• _WORK TO BE COMPLETED_: Locate every line in the material below that has the word "onset". Copy each of those lines.
***
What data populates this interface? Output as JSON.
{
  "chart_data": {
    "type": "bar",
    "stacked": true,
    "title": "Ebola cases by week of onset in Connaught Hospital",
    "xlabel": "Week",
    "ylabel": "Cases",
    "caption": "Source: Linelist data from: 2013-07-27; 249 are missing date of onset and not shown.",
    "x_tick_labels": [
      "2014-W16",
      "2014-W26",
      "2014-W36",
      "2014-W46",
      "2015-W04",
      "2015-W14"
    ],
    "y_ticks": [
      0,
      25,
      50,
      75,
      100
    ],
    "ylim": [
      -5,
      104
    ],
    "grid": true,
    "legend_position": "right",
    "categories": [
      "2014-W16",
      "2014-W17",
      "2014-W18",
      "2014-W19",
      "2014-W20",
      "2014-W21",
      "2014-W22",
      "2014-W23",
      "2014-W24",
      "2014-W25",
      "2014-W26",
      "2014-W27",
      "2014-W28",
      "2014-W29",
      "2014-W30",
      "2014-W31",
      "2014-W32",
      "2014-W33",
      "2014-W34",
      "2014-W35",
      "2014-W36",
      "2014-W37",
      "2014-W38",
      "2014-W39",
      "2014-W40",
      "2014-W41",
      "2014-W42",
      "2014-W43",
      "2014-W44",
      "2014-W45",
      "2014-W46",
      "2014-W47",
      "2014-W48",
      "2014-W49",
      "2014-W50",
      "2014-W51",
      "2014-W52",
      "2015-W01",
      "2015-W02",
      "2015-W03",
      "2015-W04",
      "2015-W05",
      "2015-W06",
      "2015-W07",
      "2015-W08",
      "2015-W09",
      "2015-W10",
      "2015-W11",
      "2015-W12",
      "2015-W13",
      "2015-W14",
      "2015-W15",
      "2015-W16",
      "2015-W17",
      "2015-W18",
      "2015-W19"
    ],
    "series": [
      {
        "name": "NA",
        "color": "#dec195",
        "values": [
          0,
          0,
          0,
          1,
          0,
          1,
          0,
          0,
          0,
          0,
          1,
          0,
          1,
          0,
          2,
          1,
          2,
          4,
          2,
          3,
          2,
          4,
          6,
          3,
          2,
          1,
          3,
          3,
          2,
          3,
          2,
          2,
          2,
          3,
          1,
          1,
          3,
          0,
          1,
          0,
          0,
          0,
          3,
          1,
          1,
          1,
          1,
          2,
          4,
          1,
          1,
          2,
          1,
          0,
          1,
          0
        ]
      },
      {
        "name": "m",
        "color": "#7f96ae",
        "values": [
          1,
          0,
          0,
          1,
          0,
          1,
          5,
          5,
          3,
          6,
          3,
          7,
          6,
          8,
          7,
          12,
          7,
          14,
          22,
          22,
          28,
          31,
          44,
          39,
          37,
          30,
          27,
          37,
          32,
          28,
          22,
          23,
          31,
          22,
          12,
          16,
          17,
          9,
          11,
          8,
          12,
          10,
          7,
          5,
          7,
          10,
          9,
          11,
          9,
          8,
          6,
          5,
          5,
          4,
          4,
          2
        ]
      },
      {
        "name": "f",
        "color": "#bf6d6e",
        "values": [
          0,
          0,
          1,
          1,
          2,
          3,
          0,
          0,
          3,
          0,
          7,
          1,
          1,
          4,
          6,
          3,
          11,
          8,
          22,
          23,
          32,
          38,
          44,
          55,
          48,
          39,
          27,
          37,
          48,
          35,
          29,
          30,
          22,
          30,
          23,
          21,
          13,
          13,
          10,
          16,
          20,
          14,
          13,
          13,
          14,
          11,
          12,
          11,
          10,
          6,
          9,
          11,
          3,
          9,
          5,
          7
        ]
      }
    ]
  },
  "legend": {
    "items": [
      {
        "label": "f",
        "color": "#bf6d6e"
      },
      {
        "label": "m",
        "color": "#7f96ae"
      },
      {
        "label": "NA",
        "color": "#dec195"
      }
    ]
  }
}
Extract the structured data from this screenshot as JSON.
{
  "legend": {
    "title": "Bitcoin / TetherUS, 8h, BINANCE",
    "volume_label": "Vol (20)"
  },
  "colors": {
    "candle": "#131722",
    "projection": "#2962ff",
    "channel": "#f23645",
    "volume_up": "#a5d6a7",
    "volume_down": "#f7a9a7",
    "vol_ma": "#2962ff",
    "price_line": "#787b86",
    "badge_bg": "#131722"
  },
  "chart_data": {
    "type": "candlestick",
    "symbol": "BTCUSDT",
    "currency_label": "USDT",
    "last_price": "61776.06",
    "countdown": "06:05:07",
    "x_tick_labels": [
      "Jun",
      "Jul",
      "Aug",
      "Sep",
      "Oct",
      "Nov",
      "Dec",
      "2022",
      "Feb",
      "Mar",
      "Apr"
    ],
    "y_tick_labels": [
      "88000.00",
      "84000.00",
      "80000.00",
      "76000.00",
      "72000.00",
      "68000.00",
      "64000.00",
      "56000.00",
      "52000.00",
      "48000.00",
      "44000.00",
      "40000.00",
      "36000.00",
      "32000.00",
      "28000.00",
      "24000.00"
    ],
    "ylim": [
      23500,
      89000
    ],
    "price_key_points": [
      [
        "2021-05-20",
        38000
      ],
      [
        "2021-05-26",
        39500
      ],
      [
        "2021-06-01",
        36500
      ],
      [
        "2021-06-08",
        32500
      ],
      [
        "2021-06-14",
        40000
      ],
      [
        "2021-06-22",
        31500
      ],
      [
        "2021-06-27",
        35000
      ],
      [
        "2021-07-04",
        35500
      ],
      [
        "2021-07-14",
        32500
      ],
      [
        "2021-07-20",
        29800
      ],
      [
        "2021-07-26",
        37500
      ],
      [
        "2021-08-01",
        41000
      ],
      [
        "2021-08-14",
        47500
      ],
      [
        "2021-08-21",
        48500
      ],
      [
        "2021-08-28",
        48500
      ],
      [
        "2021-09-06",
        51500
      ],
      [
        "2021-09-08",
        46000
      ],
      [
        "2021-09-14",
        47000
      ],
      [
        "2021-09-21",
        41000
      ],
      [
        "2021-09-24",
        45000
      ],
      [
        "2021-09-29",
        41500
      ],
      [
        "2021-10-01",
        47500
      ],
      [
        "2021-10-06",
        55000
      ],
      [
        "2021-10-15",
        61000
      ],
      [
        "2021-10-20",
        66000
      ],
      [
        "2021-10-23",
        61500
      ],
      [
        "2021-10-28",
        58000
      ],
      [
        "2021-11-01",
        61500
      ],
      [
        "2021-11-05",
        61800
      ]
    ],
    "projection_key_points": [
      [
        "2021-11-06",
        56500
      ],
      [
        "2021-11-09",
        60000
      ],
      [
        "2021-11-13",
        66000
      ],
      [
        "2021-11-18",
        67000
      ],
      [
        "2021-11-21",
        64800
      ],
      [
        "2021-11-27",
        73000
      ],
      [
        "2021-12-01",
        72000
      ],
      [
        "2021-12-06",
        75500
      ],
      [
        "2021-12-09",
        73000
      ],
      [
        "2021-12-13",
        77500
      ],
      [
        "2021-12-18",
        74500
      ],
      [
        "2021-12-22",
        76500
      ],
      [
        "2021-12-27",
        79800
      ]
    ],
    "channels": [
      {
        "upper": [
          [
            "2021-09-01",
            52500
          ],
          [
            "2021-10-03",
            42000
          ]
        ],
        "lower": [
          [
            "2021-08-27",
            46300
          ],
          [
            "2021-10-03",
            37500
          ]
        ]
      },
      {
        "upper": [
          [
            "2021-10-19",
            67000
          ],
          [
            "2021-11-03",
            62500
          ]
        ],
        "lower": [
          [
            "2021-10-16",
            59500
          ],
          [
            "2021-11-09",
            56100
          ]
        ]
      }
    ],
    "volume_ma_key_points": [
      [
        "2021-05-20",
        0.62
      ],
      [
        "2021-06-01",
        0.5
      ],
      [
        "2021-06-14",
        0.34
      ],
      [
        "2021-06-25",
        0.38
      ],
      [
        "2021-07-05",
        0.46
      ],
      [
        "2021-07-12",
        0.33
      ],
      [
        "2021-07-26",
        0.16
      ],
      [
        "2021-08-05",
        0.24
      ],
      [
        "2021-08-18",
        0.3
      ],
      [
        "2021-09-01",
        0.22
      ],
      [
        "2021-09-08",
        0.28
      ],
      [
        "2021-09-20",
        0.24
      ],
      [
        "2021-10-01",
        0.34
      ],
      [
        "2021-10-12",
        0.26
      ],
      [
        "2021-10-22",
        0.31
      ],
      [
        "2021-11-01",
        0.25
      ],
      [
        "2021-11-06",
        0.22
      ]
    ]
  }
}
***
• _SOLUTION TO THIS PROBLEM_:
    "title": "Ebola cases by week of onset in Connaught Hospital",
    "caption": "Source: Linelist data from: 2013-07-27; 249 are missing date of onset and not shown.",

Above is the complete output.